begin

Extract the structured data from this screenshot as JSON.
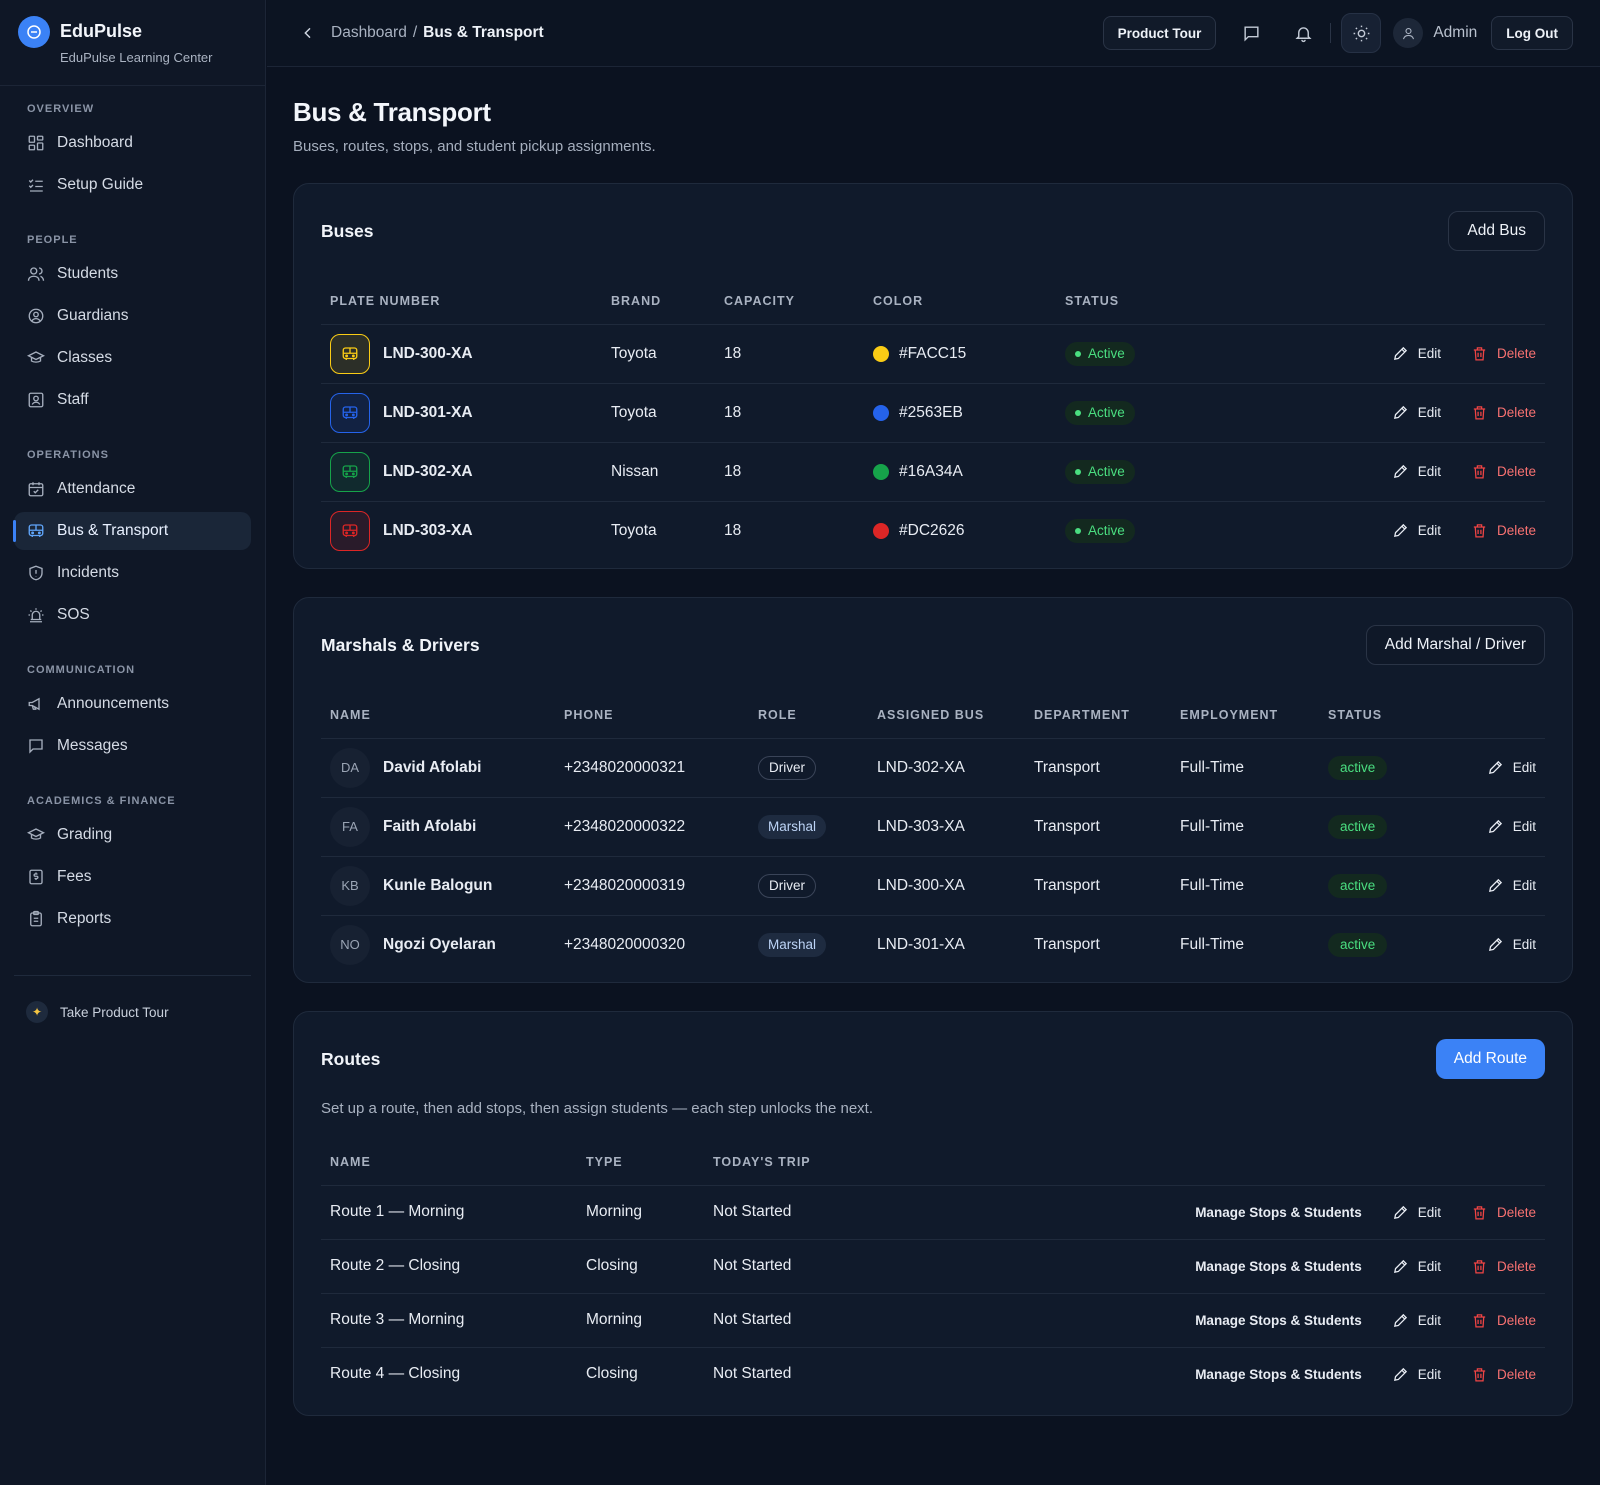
{
  "brand": {
    "name": "EduPulse",
    "subtitle": "EduPulse Learning Center"
  },
  "sidebar": {
    "sections": [
      {
        "title": "OVERVIEW",
        "items": [
          {
            "label": "Dashboard",
            "icon": "grid-icon"
          },
          {
            "label": "Setup Guide",
            "icon": "checklist-icon"
          }
        ]
      },
      {
        "title": "PEOPLE",
        "items": [
          {
            "label": "Students",
            "icon": "users-icon"
          },
          {
            "label": "Guardians",
            "icon": "user-circle-icon"
          },
          {
            "label": "Classes",
            "icon": "graduation-cap-icon"
          },
          {
            "label": "Staff",
            "icon": "id-badge-icon"
          }
        ]
      },
      {
        "title": "OPERATIONS",
        "items": [
          {
            "label": "Attendance",
            "icon": "calendar-check-icon"
          },
          {
            "label": "Bus & Transport",
            "icon": "bus-icon",
            "active": true
          },
          {
            "label": "Incidents",
            "icon": "shield-icon"
          },
          {
            "label": "SOS",
            "icon": "siren-icon"
          }
        ]
      },
      {
        "title": "COMMUNICATION",
        "items": [
          {
            "label": "Announcements",
            "icon": "megaphone-icon"
          },
          {
            "label": "Messages",
            "icon": "message-icon"
          }
        ]
      },
      {
        "title": "ACADEMICS & FINANCE",
        "items": [
          {
            "label": "Grading",
            "icon": "graduation-cap-icon"
          },
          {
            "label": "Fees",
            "icon": "receipt-icon"
          },
          {
            "label": "Reports",
            "icon": "clipboard-icon"
          }
        ]
      }
    ],
    "tour_label": "Take Product Tour"
  },
  "topbar": {
    "breadcrumb_parent": "Dashboard",
    "breadcrumb_sep": "/",
    "breadcrumb_current": "Bus & Transport",
    "product_tour": "Product Tour",
    "user_name": "Admin",
    "logout": "Log Out"
  },
  "page": {
    "title": "Bus & Transport",
    "subtitle": "Buses, routes, stops, and student pickup assignments."
  },
  "buses": {
    "title": "Buses",
    "add_label": "Add Bus",
    "columns": [
      "PLATE NUMBER",
      "BRAND",
      "CAPACITY",
      "COLOR",
      "STATUS"
    ],
    "edit_label": "Edit",
    "delete_label": "Delete",
    "rows": [
      {
        "plate": "LND-300-XA",
        "brand": "Toyota",
        "capacity": "18",
        "color": "#FACC15",
        "status": "Active"
      },
      {
        "plate": "LND-301-XA",
        "brand": "Toyota",
        "capacity": "18",
        "color": "#2563EB",
        "status": "Active"
      },
      {
        "plate": "LND-302-XA",
        "brand": "Nissan",
        "capacity": "18",
        "color": "#16A34A",
        "status": "Active"
      },
      {
        "plate": "LND-303-XA",
        "brand": "Toyota",
        "capacity": "18",
        "color": "#DC2626",
        "status": "Active"
      }
    ]
  },
  "staff": {
    "title": "Marshals & Drivers",
    "add_label": "Add Marshal / Driver",
    "columns": [
      "NAME",
      "PHONE",
      "ROLE",
      "ASSIGNED BUS",
      "DEPARTMENT",
      "EMPLOYMENT",
      "STATUS"
    ],
    "edit_label": "Edit",
    "rows": [
      {
        "initials": "DA",
        "name": "David Afolabi",
        "phone": "+2348020000321",
        "role": "Driver",
        "bus": "LND-302-XA",
        "department": "Transport",
        "employment": "Full-Time",
        "status": "active"
      },
      {
        "initials": "FA",
        "name": "Faith Afolabi",
        "phone": "+2348020000322",
        "role": "Marshal",
        "bus": "LND-303-XA",
        "department": "Transport",
        "employment": "Full-Time",
        "status": "active"
      },
      {
        "initials": "KB",
        "name": "Kunle Balogun",
        "phone": "+2348020000319",
        "role": "Driver",
        "bus": "LND-300-XA",
        "department": "Transport",
        "employment": "Full-Time",
        "status": "active"
      },
      {
        "initials": "NO",
        "name": "Ngozi Oyelaran",
        "phone": "+2348020000320",
        "role": "Marshal",
        "bus": "LND-301-XA",
        "department": "Transport",
        "employment": "Full-Time",
        "status": "active"
      }
    ]
  },
  "routes": {
    "title": "Routes",
    "add_label": "Add Route",
    "hint": "Set up a route, then add stops, then assign students — each step unlocks the next.",
    "columns": [
      "NAME",
      "TYPE",
      "TODAY'S TRIP"
    ],
    "manage_label": "Manage Stops & Students",
    "edit_label": "Edit",
    "delete_label": "Delete",
    "rows": [
      {
        "name": "Route 1 — Morning",
        "type": "Morning",
        "trip": "Not Started"
      },
      {
        "name": "Route 2 — Closing",
        "type": "Closing",
        "trip": "Not Started"
      },
      {
        "name": "Route 3 — Morning",
        "type": "Morning",
        "trip": "Not Started"
      },
      {
        "name": "Route 4 — Closing",
        "type": "Closing",
        "trip": "Not Started"
      }
    ]
  }
}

end

Aim of the exercise:
Return the records exactly. Don't carry the pictures over.

Solution to the exercise:
Extract the structured data from this screenshot as JSON.
{
  "brand": {
    "name": "EduPulse",
    "subtitle": "EduPulse Learning Center"
  },
  "sidebar": {
    "sections": [
      {
        "title": "OVERVIEW",
        "items": [
          {
            "label": "Dashboard",
            "icon": "grid-icon"
          },
          {
            "label": "Setup Guide",
            "icon": "checklist-icon"
          }
        ]
      },
      {
        "title": "PEOPLE",
        "items": [
          {
            "label": "Students",
            "icon": "users-icon"
          },
          {
            "label": "Guardians",
            "icon": "user-circle-icon"
          },
          {
            "label": "Classes",
            "icon": "graduation-cap-icon"
          },
          {
            "label": "Staff",
            "icon": "id-badge-icon"
          }
        ]
      },
      {
        "title": "OPERATIONS",
        "items": [
          {
            "label": "Attendance",
            "icon": "calendar-check-icon"
          },
          {
            "label": "Bus & Transport",
            "icon": "bus-icon",
            "active": true
          },
          {
            "label": "Incidents",
            "icon": "shield-icon"
          },
          {
            "label": "SOS",
            "icon": "siren-icon"
          }
        ]
      },
      {
        "title": "COMMUNICATION",
        "items": [
          {
            "label": "Announcements",
            "icon": "megaphone-icon"
          },
          {
            "label": "Messages",
            "icon": "message-icon"
          }
        ]
      },
      {
        "title": "ACADEMICS & FINANCE",
        "items": [
          {
            "label": "Grading",
            "icon": "graduation-cap-icon"
          },
          {
            "label": "Fees",
            "icon": "receipt-icon"
          },
          {
            "label": "Reports",
            "icon": "clipboard-icon"
          }
        ]
      }
    ],
    "tour_label": "Take Product Tour"
  },
  "topbar": {
    "breadcrumb_parent": "Dashboard",
    "breadcrumb_sep": "/",
    "breadcrumb_current": "Bus & Transport",
    "product_tour": "Product Tour",
    "user_name": "Admin",
    "logout": "Log Out"
  },
  "page": {
    "title": "Bus & Transport",
    "subtitle": "Buses, routes, stops, and student pickup assignments."
  },
  "buses": {
    "title": "Buses",
    "add_label": "Add Bus",
    "columns": [
      "PLATE NUMBER",
      "BRAND",
      "CAPACITY",
      "COLOR",
      "STATUS"
    ],
    "edit_label": "Edit",
    "delete_label": "Delete",
    "rows": [
      {
        "plate": "LND-300-XA",
        "brand": "Toyota",
        "capacity": "18",
        "color": "#FACC15",
        "status": "Active"
      },
      {
        "plate": "LND-301-XA",
        "brand": "Toyota",
        "capacity": "18",
        "color": "#2563EB",
        "status": "Active"
      },
      {
        "plate": "LND-302-XA",
        "brand": "Nissan",
        "capacity": "18",
        "color": "#16A34A",
        "status": "Active"
      },
      {
        "plate": "LND-303-XA",
        "brand": "Toyota",
        "capacity": "18",
        "color": "#DC2626",
        "status": "Active"
      }
    ]
  },
  "staff": {
    "title": "Marshals & Drivers",
    "add_label": "Add Marshal / Driver",
    "columns": [
      "NAME",
      "PHONE",
      "ROLE",
      "ASSIGNED BUS",
      "DEPARTMENT",
      "EMPLOYMENT",
      "STATUS"
    ],
    "edit_label": "Edit",
    "rows": [
      {
        "initials": "DA",
        "name": "David Afolabi",
        "phone": "+2348020000321",
        "role": "Driver",
        "bus": "LND-302-XA",
        "department": "Transport",
        "employment": "Full-Time",
        "status": "active"
      },
      {
        "initials": "FA",
        "name": "Faith Afolabi",
        "phone": "+2348020000322",
        "role": "Marshal",
        "bus": "LND-303-XA",
        "department": "Transport",
        "employment": "Full-Time",
        "status": "active"
      },
      {
        "initials": "KB",
        "name": "Kunle Balogun",
        "phone": "+2348020000319",
        "role": "Driver",
        "bus": "LND-300-XA",
        "department": "Transport",
        "employment": "Full-Time",
        "status": "active"
      },
      {
        "initials": "NO",
        "name": "Ngozi Oyelaran",
        "phone": "+2348020000320",
        "role": "Marshal",
        "bus": "LND-301-XA",
        "department": "Transport",
        "employment": "Full-Time",
        "status": "active"
      }
    ]
  },
  "routes": {
    "title": "Routes",
    "add_label": "Add Route",
    "hint": "Set up a route, then add stops, then assign students — each step unlocks the next.",
    "columns": [
      "NAME",
      "TYPE",
      "TODAY'S TRIP"
    ],
    "manage_label": "Manage Stops & Students",
    "edit_label": "Edit",
    "delete_label": "Delete",
    "rows": [
      {
        "name": "Route 1 — Morning",
        "type": "Morning",
        "trip": "Not Started"
      },
      {
        "name": "Route 2 — Closing",
        "type": "Closing",
        "trip": "Not Started"
      },
      {
        "name": "Route 3 — Morning",
        "type": "Morning",
        "trip": "Not Started"
      },
      {
        "name": "Route 4 — Closing",
        "type": "Closing",
        "trip": "Not Started"
      }
    ]
  }
}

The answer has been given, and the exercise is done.